(Data records)
- - - -
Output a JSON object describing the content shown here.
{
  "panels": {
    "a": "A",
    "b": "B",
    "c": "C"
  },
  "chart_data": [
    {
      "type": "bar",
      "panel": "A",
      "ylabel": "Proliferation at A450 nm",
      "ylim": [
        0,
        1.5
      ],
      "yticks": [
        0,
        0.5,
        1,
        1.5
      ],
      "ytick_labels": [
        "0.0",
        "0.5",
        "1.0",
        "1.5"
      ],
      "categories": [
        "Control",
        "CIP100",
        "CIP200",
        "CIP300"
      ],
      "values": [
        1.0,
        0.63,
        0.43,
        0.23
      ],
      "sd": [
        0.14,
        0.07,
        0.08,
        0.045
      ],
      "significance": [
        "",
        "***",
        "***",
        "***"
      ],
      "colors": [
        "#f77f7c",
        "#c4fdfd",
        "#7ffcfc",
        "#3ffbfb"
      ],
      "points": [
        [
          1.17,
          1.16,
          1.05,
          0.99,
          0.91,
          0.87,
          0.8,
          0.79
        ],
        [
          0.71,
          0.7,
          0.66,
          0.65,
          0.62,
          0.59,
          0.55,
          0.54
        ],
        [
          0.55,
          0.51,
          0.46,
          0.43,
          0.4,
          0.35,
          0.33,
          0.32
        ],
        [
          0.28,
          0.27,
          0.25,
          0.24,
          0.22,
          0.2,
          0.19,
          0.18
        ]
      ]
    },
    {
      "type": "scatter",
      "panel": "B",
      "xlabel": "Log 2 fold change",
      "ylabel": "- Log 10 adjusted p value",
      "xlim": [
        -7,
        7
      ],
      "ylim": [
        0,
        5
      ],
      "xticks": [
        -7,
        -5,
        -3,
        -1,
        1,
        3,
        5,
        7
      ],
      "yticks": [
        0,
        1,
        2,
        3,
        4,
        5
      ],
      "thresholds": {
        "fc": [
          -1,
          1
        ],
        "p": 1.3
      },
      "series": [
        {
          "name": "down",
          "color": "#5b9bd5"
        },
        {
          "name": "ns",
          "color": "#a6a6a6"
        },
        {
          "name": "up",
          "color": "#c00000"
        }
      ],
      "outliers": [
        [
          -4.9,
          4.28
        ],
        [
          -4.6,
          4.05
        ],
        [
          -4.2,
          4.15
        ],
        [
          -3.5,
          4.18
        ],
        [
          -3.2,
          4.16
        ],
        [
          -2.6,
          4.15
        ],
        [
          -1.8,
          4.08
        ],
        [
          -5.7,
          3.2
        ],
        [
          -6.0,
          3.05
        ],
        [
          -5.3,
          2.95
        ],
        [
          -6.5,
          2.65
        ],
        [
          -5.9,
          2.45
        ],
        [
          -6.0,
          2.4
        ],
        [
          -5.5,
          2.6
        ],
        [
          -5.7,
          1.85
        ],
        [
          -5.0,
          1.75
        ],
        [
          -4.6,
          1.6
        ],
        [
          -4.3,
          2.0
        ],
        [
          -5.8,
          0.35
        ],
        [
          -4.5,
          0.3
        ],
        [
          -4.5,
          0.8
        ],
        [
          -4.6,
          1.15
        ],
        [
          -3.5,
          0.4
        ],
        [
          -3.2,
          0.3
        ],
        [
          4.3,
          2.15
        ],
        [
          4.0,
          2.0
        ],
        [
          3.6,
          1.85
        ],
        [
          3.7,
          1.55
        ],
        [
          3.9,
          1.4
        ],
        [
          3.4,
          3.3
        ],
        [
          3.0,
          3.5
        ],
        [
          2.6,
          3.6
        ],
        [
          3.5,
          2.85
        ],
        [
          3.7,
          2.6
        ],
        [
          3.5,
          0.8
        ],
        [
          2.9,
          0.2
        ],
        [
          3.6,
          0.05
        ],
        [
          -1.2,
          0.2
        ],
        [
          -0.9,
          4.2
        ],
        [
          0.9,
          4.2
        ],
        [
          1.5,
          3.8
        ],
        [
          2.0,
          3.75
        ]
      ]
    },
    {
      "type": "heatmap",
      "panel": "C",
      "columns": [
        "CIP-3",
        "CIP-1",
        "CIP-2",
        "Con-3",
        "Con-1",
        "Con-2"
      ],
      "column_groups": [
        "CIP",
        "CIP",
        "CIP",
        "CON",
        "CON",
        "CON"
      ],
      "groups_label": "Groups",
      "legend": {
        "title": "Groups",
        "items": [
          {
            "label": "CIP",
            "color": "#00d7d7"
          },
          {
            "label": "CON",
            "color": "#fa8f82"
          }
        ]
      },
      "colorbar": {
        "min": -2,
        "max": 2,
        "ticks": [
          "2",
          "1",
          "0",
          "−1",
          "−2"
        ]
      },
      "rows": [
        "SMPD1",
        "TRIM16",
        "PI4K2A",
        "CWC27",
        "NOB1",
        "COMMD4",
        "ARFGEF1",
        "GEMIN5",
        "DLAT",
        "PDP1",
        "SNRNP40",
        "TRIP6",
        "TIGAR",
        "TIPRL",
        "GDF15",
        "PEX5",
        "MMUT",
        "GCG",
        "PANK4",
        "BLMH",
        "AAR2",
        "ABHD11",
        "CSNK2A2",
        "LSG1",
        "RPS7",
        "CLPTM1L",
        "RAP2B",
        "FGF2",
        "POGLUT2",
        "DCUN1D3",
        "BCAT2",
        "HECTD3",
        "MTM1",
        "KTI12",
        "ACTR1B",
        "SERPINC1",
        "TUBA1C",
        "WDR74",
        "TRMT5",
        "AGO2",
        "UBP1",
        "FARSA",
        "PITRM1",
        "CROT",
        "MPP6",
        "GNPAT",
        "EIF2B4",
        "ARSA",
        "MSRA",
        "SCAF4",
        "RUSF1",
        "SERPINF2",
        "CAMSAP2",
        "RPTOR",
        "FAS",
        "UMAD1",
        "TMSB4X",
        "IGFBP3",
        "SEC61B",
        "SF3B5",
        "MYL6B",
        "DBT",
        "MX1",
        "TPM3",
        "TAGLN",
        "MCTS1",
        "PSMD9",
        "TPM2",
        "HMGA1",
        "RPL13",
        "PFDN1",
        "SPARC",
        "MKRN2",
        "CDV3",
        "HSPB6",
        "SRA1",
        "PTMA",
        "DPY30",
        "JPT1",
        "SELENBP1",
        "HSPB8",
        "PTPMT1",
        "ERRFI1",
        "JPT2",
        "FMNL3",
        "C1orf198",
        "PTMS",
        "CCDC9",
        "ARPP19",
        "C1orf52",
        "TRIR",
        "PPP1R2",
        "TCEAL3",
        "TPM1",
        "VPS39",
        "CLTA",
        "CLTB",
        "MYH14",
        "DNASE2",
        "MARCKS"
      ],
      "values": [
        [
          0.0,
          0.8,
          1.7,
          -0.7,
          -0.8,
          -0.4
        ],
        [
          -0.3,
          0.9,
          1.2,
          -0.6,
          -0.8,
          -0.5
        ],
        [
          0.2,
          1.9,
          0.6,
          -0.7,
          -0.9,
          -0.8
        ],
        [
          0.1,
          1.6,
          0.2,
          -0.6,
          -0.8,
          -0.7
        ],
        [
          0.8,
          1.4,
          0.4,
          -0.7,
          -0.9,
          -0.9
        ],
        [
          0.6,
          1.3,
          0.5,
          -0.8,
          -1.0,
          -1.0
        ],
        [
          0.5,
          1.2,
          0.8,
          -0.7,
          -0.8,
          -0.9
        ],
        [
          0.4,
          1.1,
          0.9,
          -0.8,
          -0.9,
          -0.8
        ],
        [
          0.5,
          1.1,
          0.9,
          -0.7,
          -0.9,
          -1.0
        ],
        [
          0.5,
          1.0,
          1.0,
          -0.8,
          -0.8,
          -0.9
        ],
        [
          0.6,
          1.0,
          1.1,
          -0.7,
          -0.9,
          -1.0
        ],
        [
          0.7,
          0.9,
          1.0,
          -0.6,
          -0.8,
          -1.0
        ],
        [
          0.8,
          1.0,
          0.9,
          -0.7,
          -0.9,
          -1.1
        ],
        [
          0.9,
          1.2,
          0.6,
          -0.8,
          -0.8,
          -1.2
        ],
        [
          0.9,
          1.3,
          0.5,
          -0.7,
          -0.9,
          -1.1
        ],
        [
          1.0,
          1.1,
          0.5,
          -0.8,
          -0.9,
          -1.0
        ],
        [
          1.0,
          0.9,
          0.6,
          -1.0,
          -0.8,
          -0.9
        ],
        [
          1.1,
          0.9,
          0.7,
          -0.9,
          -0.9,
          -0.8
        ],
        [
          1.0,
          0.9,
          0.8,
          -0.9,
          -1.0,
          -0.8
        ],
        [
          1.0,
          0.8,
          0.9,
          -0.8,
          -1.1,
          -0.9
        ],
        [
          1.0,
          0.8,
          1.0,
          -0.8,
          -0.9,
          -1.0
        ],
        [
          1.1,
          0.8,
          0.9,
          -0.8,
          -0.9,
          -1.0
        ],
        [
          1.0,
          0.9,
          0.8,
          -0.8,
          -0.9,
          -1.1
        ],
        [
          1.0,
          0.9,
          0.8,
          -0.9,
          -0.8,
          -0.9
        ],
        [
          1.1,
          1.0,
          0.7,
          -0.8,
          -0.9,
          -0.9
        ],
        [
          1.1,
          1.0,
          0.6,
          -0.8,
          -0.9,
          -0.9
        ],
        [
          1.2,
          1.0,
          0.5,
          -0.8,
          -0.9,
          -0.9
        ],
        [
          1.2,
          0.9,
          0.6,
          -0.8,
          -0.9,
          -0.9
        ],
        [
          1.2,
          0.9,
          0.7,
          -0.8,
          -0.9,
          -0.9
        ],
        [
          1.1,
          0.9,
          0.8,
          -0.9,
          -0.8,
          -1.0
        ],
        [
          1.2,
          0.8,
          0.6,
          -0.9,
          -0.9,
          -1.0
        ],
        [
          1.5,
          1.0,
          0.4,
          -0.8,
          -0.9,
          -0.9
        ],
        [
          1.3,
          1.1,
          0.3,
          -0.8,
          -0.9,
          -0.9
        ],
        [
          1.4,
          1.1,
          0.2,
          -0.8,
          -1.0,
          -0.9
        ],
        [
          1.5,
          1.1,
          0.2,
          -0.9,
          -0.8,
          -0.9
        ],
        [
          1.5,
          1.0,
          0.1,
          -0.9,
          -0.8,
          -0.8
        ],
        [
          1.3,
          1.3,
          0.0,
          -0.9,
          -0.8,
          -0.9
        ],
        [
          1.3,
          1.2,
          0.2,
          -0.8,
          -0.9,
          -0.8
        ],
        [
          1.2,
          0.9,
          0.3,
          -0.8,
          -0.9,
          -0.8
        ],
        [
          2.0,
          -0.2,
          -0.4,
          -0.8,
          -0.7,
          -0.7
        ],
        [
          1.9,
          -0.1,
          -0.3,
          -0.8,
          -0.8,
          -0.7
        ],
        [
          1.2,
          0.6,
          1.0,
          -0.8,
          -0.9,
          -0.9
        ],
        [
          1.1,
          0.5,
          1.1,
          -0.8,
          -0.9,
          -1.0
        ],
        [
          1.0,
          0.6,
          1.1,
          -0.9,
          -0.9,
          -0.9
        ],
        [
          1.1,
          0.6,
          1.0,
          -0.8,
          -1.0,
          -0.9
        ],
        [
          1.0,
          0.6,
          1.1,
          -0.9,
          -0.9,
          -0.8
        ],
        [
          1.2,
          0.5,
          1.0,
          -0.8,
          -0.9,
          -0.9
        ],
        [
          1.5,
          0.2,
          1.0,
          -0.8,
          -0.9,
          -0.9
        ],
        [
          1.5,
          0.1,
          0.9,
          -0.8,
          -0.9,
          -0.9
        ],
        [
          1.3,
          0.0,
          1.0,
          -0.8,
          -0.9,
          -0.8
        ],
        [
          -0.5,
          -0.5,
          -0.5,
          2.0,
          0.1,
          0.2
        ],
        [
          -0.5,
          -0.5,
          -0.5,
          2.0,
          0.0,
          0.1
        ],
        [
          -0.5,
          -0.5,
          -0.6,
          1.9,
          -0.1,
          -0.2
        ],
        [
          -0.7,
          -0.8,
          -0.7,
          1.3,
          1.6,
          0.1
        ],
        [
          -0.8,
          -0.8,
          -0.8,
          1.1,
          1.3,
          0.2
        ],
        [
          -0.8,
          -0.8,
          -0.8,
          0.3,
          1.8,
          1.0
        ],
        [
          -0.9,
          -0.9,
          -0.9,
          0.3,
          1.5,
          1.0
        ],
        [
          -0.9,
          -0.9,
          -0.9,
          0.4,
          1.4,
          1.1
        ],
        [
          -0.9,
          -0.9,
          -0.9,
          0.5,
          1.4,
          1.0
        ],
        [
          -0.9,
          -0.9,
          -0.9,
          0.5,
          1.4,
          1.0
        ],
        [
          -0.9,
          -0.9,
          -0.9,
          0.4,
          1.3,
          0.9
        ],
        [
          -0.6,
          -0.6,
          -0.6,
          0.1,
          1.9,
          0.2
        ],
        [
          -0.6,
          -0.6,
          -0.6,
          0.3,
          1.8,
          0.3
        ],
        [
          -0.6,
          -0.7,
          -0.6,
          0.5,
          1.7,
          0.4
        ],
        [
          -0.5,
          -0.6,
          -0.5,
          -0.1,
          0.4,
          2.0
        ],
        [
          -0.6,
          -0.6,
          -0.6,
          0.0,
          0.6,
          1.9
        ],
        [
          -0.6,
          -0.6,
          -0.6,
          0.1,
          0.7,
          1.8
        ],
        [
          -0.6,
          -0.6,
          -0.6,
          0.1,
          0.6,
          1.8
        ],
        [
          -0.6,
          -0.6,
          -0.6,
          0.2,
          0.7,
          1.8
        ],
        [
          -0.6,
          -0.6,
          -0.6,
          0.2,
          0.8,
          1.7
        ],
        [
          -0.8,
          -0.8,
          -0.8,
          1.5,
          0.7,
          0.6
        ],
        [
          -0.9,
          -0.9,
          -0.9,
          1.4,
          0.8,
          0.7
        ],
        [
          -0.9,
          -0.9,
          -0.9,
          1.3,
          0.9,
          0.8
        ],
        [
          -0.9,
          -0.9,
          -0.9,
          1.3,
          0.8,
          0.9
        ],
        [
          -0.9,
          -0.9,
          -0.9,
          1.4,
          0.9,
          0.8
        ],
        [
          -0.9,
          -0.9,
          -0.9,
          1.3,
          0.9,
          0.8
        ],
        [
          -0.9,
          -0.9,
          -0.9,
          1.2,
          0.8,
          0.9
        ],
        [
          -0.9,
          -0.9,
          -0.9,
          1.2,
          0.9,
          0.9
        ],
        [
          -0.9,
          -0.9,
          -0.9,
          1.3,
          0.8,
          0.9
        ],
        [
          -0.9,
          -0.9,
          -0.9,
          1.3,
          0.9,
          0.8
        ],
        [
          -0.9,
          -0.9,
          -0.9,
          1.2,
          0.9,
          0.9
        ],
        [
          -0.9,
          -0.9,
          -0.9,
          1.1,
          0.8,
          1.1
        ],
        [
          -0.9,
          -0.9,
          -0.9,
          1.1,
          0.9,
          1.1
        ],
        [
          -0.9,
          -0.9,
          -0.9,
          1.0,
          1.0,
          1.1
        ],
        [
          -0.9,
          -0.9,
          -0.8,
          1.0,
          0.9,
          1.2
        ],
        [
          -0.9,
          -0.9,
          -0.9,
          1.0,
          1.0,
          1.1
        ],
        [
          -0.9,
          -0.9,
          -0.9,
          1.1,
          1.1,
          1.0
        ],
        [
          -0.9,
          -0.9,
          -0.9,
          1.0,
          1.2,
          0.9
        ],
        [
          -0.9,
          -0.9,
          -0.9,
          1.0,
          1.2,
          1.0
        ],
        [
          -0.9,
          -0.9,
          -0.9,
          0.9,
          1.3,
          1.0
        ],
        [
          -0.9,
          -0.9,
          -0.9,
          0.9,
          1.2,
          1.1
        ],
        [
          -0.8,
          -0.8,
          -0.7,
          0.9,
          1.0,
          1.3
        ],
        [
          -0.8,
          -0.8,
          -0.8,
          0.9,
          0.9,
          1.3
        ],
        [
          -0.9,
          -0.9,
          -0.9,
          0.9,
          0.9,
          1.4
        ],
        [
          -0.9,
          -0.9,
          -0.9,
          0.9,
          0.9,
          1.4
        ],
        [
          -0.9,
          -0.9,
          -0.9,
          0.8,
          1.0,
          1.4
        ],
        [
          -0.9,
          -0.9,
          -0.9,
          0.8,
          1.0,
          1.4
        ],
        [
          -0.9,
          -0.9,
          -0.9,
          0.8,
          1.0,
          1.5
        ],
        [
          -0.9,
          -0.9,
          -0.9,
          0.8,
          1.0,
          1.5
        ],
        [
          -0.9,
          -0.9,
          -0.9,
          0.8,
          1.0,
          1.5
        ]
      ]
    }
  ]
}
- - - -
WORK REQUIRED: Check the data for the word "ylabel" and pull out the lines that have it.

OUTPUT FOR THIS TASK:
      "ylabel": "Proliferation at A450 nm",
      "ylabel": "- Log 10 adjusted p value",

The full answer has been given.